- [AIM OF THE TASK] Restate the entries below verbatim.

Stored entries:
-- Begin --

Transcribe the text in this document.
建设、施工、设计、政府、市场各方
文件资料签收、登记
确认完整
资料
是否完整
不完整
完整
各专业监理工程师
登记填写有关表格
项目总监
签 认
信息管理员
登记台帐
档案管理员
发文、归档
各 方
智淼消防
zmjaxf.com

-- End --

- [EXERCISE OUTPUT]
Transcribe the text in this document.
建设、施工、设计、政府、市场各方
文件资料签收、登记
确认完整
资料
是否完整
不完整
完整
各专业监理工程师
登记填写有关表格
项目总监
签 认
信息管理员
登记台帐
档案管理员
发文、归档
各 方
智淼消防
zmjaxf.com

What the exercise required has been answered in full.